# [TASK DETAILS]
Print all of the entries exactly, minus the pictures.

Extracted records
....
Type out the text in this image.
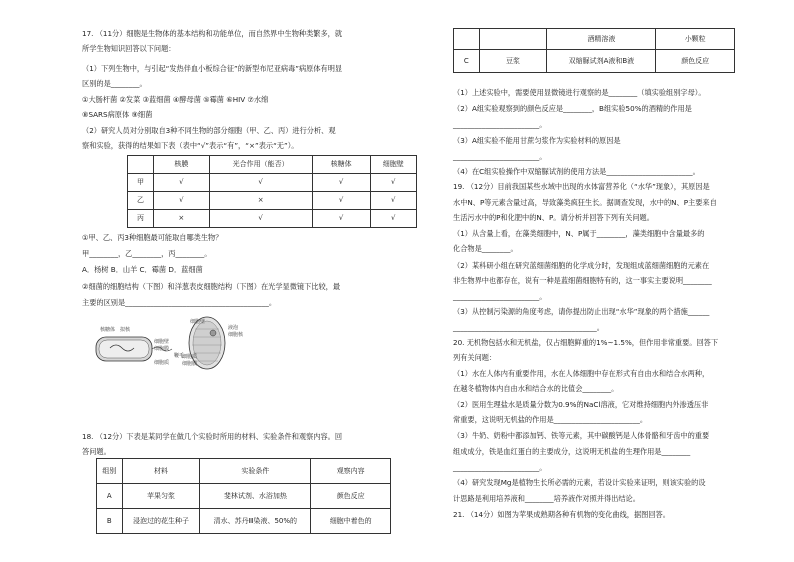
17. （11分）细胞是生物体的基本结构和功能单位，而自然界中生物种类繁多，就
所学生物知识回答以下问题：
（1）下列生物中，与引起“发热伴血小板综合征”的新型布尼亚病毒”病原体有明显
区别的是________。
①大肠杆菌 ②发菜 ③蓝细菌 ④酵母菌 ⑤霉菌 ⑥HIV ⑦水绵
⑧SARS病原体 ⑨细菌
（2）研究人员对分别取自3种不同生物的部分细胞（甲、乙、丙）进行分析、观
察和实验，获得的结果如下表（表中“√”表示“有”，“×”表示“无”）。
	核膜	光合作用（能否）	核糖体	细胞壁
甲	√	√	√	√
乙	√	×	√	√
丙	×	√	√	√
①甲、乙、丙3种细胞最可能取自哪类生物？
甲________，乙________，丙________。
A．杨树 B．山羊 C．霉菌 D．蓝细菌
②细菌的细胞结构（下图）和洋葱表皮细胞结构（下图）在光学显微镜下比较，最
主要的区别是________________________________________。
核糖体 拟核
细胞壁
细胞膜
鞭毛
细胞质
细胞壁
液泡
细胞核
细胞质
细胞膜
18. （12分）下表是某同学在做几个实验时所用的材料、实验条件和观察内容。回
答问题。
组别	材料	实验条件	观察内容
A	苹果匀浆	斐林试剂、水浴加热	颜色反应
B	浸泡过的花生种子	清水、苏丹Ⅲ染液、50%的	细胞中着色的
		酒精溶液	小颗粒
C	豆浆	双缩脲试剂A液和B液	颜色反应
（1）上述实验中，需要使用显微镜进行观察的是________（填实验组别字母）。
（2）A组实验观察到的颜色反应是________，B组实验50%的酒精的作用是
________________________。
（3）A组实验不能用甘蔗匀浆作为实验材料的原因是
________________________。
（4）在C组实验操作中双缩脲试剂的使用方法是________________________。
19. （12分）目前我国某些水域中出现的水体富营养化（“水华”现象），其原因是
水中N、P等元素含量过高，导致藻类疯狂生长。据调查发现，水中的N、P主要来自
生活污水中的P和化肥中的N、P。请分析并回答下列有关问题。
（1）从含量上看，在藻类细胞中，N、P属于________，藻类细胞中含量最多的
化合物是________。
（2）某科研小组在研究蓝细菌细胞的化学成分时，发现组成蓝细菌细胞的元素在
非生物界中也都存在，说有一种是蓝细菌细胞特有的，这一事实主要说明________
________________________。
（3）从控制污染源的角度考虑，请你提出防止出现“水华”现象的两个措施______
________________________________________。
20. 无机物包括水和无机盐，仅占细胞鲜重的1%~1.5%，但作用非常重要。回答下
列有关问题：
（1）水在人体内有重要作用，水在人体细胞中存在形式有自由水和结合水两种，
在越冬植物体内自由水和结合水的比值会________。
（2）医用生理盐水是质量分数为0.9%的NaCl溶液，它对维持细胞内外渗透压非
常重要，这说明无机盐的作用是________________________。
（3）牛奶、奶粉中都添加钙、铁等元素，其中碳酸钙是人体骨骼和牙齿中的重要
组成成分，铁是血红蛋白的主要成分，这说明无机盐的生理作用是________
________________________。
（4）研究发现Mg是植物生长所必需的元素，若设计实验来证明，则该实验的设
计思路是利用培养液和________培养液作对照并得出结论。
21. （14分）如图为苹果成熟期各种有机物的变化曲线，据图回答。
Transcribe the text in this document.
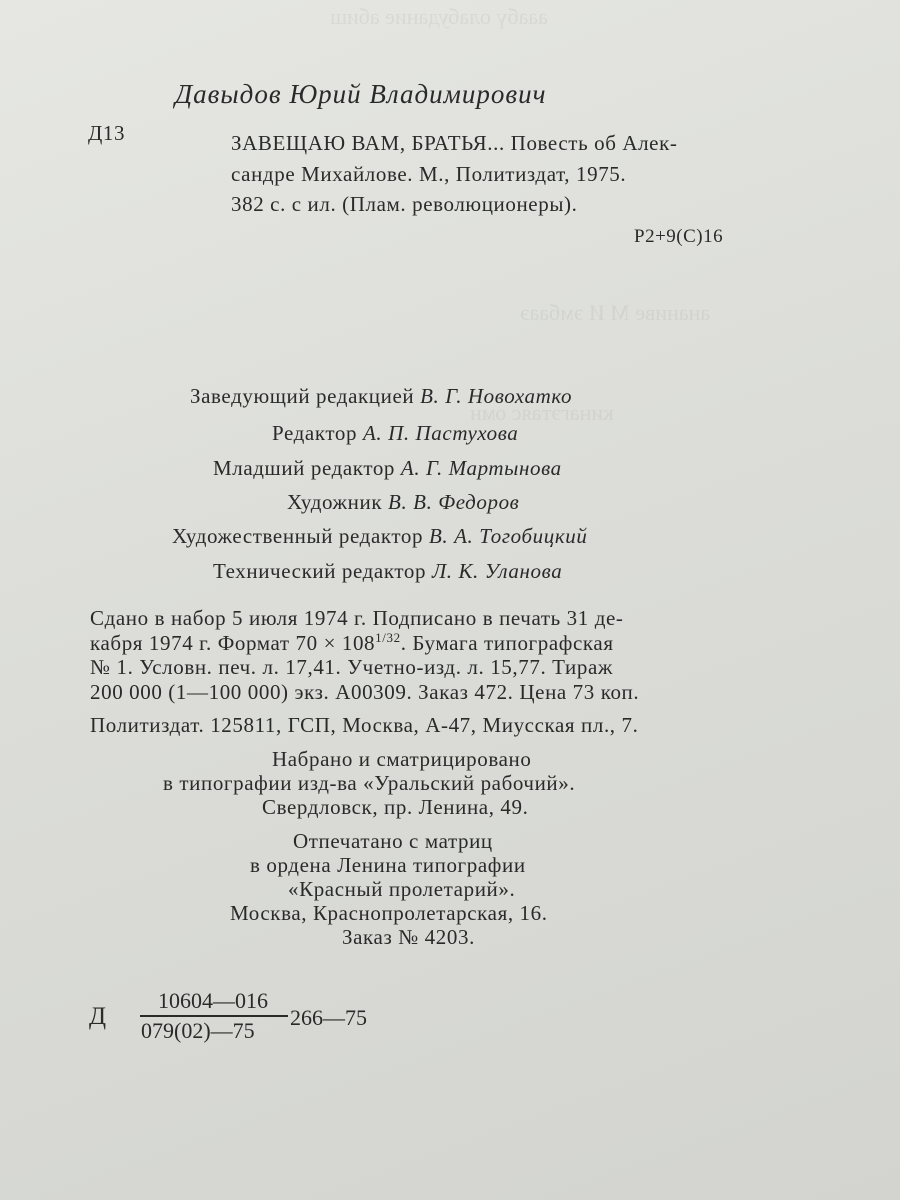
ааабү олабудание абиш
ананиве М И эмбааэ
кинагэтаяс омн
Давыдов Юрий Владимирович
Д13	ЗАВЕЩАЮ ВАМ, БРАТЬЯ... Повесть об Алек-
сандре Михайлове. М., Политиздат, 1975.
382 с. с ил. (Плам. революционеры).
Р2+9(С)16
Заведующий редакцией В. Г. Новохатко
Редактор А. П. Пастухова
Младший редактор А. Г. Мартынова
Художник В. В. Федоров
Художественный редактор В. А. Тогобицкий
Технический редактор Л. К. Уланова
Сдано в набор 5 июля 1974 г. Подписано в печать 31 де-
кабря 1974 г. Формат $70 \times 108^{1/32}$. Бумага типографская
№ 1. Условн. печ. л. 17,41. Учетно-изд. л. 15,77. Тираж
200 000 (1—100 000) экз. А00309. Заказ 472. Цена 73 коп.
Политиздат. 125811, ГСП, Москва, А-47, Миусская пл., 7.
Набрано и сматрицировано
в типографии изд-ва «Уральский рабочий».
Свердловск, пр. Ленина, 49.
Отпечатано с матриц
в ордена Ленина типографии
«Красный пролетарий».
Москва, Краснопролетарская, 16.
Заказ № 4203.
Д
10604—016
079(02)—75
266—75
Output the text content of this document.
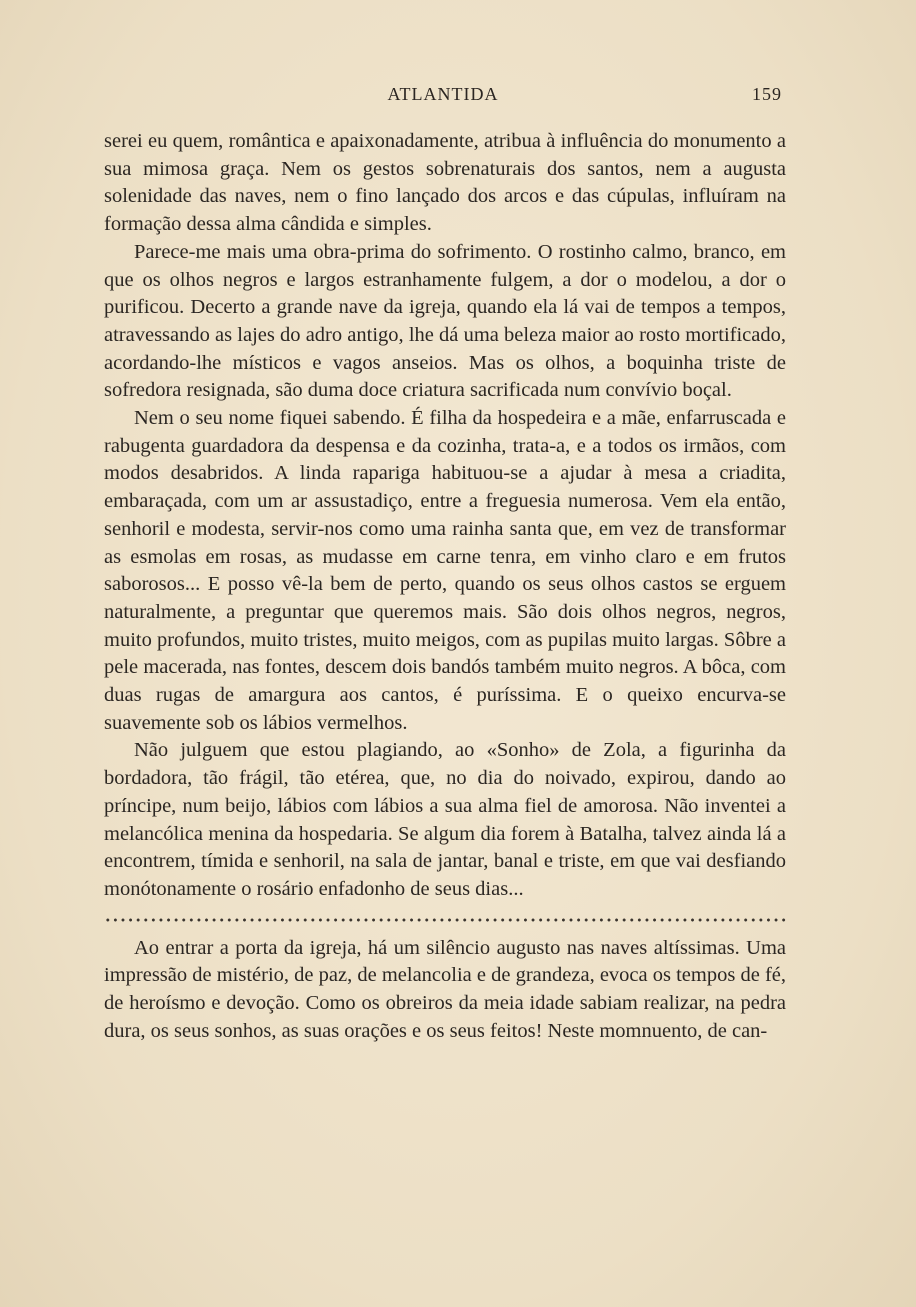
ATLANTIDA	159

serei eu quem, romântica e apaixonadamente, atribua à influência do monumento a sua mimosa graça. Nem os gestos sobrenaturais dos santos, nem a augusta solenidade das naves, nem o fino lançado dos arcos e das cúpulas, influíram na formação dessa alma cândida e simples.

Parece-me mais uma obra-prima do sofrimento. O rostinho calmo, branco, em que os olhos negros e largos estranhamente fulgem, a dor o modelou, a dor o purificou. Decerto a grande nave da igreja, quando ela lá vai de tempos a tempos, atravessando as lajes do adro antigo, lhe dá uma beleza maior ao rosto mortificado, acordando-lhe místicos e vagos anseios. Mas os olhos, a boquinha triste de sofredora resignada, são duma doce criatura sacrificada num convívio boçal.

Nem o seu nome fiquei sabendo. É filha da hospedeira e a mãe, enfarruscada e rabugenta guardadora da despensa e da cozinha, trata-a, e a todos os irmãos, com modos desabridos. A linda rapariga habituou-se a ajudar à mesa a criadita, embaraçada, com um ar assustadiço, entre a freguesia numerosa. Vem ela então, senhoril e modesta, servir-nos como uma rainha santa que, em vez de transformar as esmolas em rosas, as mudasse em carne tenra, em vinho claro e em frutos saborosos... E posso vê-la bem de perto, quando os seus olhos castos se erguem naturalmente, a preguntar que queremos mais. São dois olhos negros, negros, muito profundos, muito tristes, muito meigos, com as pupilas muito largas. Sôbre a pele macerada, nas fontes, descem dois bandós também muito negros. A bôca, com duas rugas de amargura aos cantos, é puríssima. E o queixo encurva-se suavemente sob os lábios vermelhos.

Não julguem que estou plagiando, ao «Sonho» de Zola, a figurinha da bordadora, tão frágil, tão etérea, que, no dia do noivado, expirou, dando ao príncipe, num beijo, lábios com lábios a sua alma fiel de amorosa. Não inventei a melancólica menina da hospedaria. Se algum dia forem à Batalha, talvez ainda lá a encontrem, tímida e senhoril, na sala de jantar, banal e triste, em que vai desfiando monótonamente o rosário enfadonho de seus dias...

Ao entrar a porta da igreja, há um silêncio augusto nas naves altíssimas. Uma impressão de mistério, de paz, de melancolia e de grandeza, evoca os tempos de fé, de heroísmo e devoção. Como os obreiros da meia idade sabiam realizar, na pedra dura, os seus sonhos, as suas orações e os seus feitos! Neste momnuento, de can-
....
# [REPLY]
Type out the text in this image.
17. （11分）细胞是生物体的基本结构和功能单位，而自然界中生物种类繁多，就
所学生物知识回答以下问题：
（1）下列生物中，与引起“发热伴血小板综合征”的新型布尼亚病毒”病原体有明显
区别的是________。
①大肠杆菌 ②发菜 ③蓝细菌 ④酵母菌 ⑤霉菌 ⑥HIV ⑦水绵
⑧SARS病原体 ⑨细菌
（2）研究人员对分别取自3种不同生物的部分细胞（甲、乙、丙）进行分析、观
察和实验，获得的结果如下表（表中“√”表示“有”，“×”表示“无”）。
	核膜	光合作用（能否）	核糖体	细胞壁
甲	√	√	√	√
乙	√	×	√	√
丙	×	√	√	√
①甲、乙、丙3种细胞最可能取自哪类生物？
甲________，乙________，丙________。
A．杨树 B．山羊 C．霉菌 D．蓝细菌
②细菌的细胞结构（下图）和洋葱表皮细胞结构（下图）在光学显微镜下比较，最
主要的区别是________________________________________。
核糖体 拟核
细胞壁
细胞膜
鞭毛
细胞质
细胞壁
液泡
细胞核
细胞质
细胞膜
18. （12分）下表是某同学在做几个实验时所用的材料、实验条件和观察内容。回
答问题。
组别	材料	实验条件	观察内容
A	苹果匀浆	斐林试剂、水浴加热	颜色反应
B	浸泡过的花生种子	清水、苏丹Ⅲ染液、50%的	细胞中着色的
		酒精溶液	小颗粒
C	豆浆	双缩脲试剂A液和B液	颜色反应
（1）上述实验中，需要使用显微镜进行观察的是________（填实验组别字母）。
（2）A组实验观察到的颜色反应是________，B组实验50%的酒精的作用是
________________________。
（3）A组实验不能用甘蔗匀浆作为实验材料的原因是
________________________。
（4）在C组实验操作中双缩脲试剂的使用方法是________________________。
19. （12分）目前我国某些水域中出现的水体富营养化（“水华”现象），其原因是
水中N、P等元素含量过高，导致藻类疯狂生长。据调查发现，水中的N、P主要来自
生活污水中的P和化肥中的N、P。请分析并回答下列有关问题。
（1）从含量上看，在藻类细胞中，N、P属于________，藻类细胞中含量最多的
化合物是________。
（2）某科研小组在研究蓝细菌细胞的化学成分时，发现组成蓝细菌细胞的元素在
非生物界中也都存在，说有一种是蓝细菌细胞特有的，这一事实主要说明________
________________________。
（3）从控制污染源的角度考虑，请你提出防止出现“水华”现象的两个措施______
________________________________________。
20. 无机物包括水和无机盐，仅占细胞鲜重的1%~1.5%，但作用非常重要。回答下
列有关问题：
（1）水在人体内有重要作用，水在人体细胞中存在形式有自由水和结合水两种，
在越冬植物体内自由水和结合水的比值会________。
（2）医用生理盐水是质量分数为0.9%的NaCl溶液，它对维持细胞内外渗透压非
常重要，这说明无机盐的作用是________________________。
（3）牛奶、奶粉中都添加钙、铁等元素，其中碳酸钙是人体骨骼和牙齿中的重要
组成成分，铁是血红蛋白的主要成分，这说明无机盐的生理作用是________
________________________。
（4）研究发现Mg是植物生长所必需的元素，若设计实验来证明，则该实验的设
计思路是利用培养液和________培养液作对照并得出结论。
21. （14分）如图为苹果成熟期各种有机物的变化曲线，据图回答。
Transcribe the text in this document.
ааабү олабудание абиш
ананиве М И эмбааэ
кинагэтаяс омн
Давыдов Юрий Владимирович
Д13	ЗАВЕЩАЮ ВАМ, БРАТЬЯ... Повесть об Алек-
сандре Михайлове. М., Политиздат, 1975.
382 с. с ил. (Плам. революционеры).
Р2+9(С)16
Заведующий редакцией В. Г. Новохатко
Редактор А. П. Пастухова
Младший редактор А. Г. Мартынова
Художник В. В. Федоров
Художественный редактор В. А. Тогобицкий
Технический редактор Л. К. Уланова
Сдано в набор 5 июля 1974 г. Подписано в печать 31 де-
кабря 1974 г. Формат $70 \times 108^{1/32}$. Бумага типографская
№ 1. Условн. печ. л. 17,41. Учетно-изд. л. 15,77. Тираж
200 000 (1—100 000) экз. А00309. Заказ 472. Цена 73 коп.
Политиздат. 125811, ГСП, Москва, А-47, Миусская пл., 7.
Набрано и сматрицировано
в типографии изд-ва «Уральский рабочий».
Свердловск, пр. Ленина, 49.
Отпечатано с матриц
в ордена Ленина типографии
«Красный пролетарий».
Москва, Краснопролетарская, 16.
Заказ № 4203.
Д
10604—016
079(02)—75
266—75
Output the text content of this document.
ATLANTIDA	159

serei eu quem, romântica e apaixonadamente, atribua à influência do monumento a sua mimosa graça. Nem os gestos sobrenaturais dos santos, nem a augusta solenidade das naves, nem o fino lançado dos arcos e das cúpulas, influíram na formação dessa alma cândida e simples.

Parece-me mais uma obra-prima do sofrimento. O rostinho calmo, branco, em que os olhos negros e largos estranhamente fulgem, a dor o modelou, a dor o purificou. Decerto a grande nave da igreja, quando ela lá vai de tempos a tempos, atravessando as lajes do adro antigo, lhe dá uma beleza maior ao rosto mortificado, acordando-lhe místicos e vagos anseios. Mas os olhos, a boquinha triste de sofredora resignada, são duma doce criatura sacrificada num convívio boçal.

Nem o seu nome fiquei sabendo. É filha da hospedeira e a mãe, enfarruscada e rabugenta guardadora da despensa e da cozinha, trata-a, e a todos os irmãos, com modos desabridos. A linda rapariga habituou-se a ajudar à mesa a criadita, embaraçada, com um ar assustadiço, entre a freguesia numerosa. Vem ela então, senhoril e modesta, servir-nos como uma rainha santa que, em vez de transformar as esmolas em rosas, as mudasse em carne tenra, em vinho claro e em frutos saborosos... E posso vê-la bem de perto, quando os seus olhos castos se erguem naturalmente, a preguntar que queremos mais. São dois olhos negros, negros, muito profundos, muito tristes, muito meigos, com as pupilas muito largas. Sôbre a pele macerada, nas fontes, descem dois bandós também muito negros. A bôca, com duas rugas de amargura aos cantos, é puríssima. E o queixo encurva-se suavemente sob os lábios vermelhos.

Não julguem que estou plagiando, ao «Sonho» de Zola, a figurinha da bordadora, tão frágil, tão etérea, que, no dia do noivado, expirou, dando ao príncipe, num beijo, lábios com lábios a sua alma fiel de amorosa. Não inventei a melancólica menina da hospedaria. Se algum dia forem à Batalha, talvez ainda lá a encontrem, tímida e senhoril, na sala de jantar, banal e triste, em que vai desfiando monótonamente o rosário enfadonho de seus dias...

Ao entrar a porta da igreja, há um silêncio augusto nas naves altíssimas. Uma impressão de mistério, de paz, de melancolia e de grandeza, evoca os tempos de fé, de heroísmo e devoção. Como os obreiros da meia idade sabiam realizar, na pedra dura, os seus sonhos, as suas orações e os seus feitos! Neste momnuento, de can-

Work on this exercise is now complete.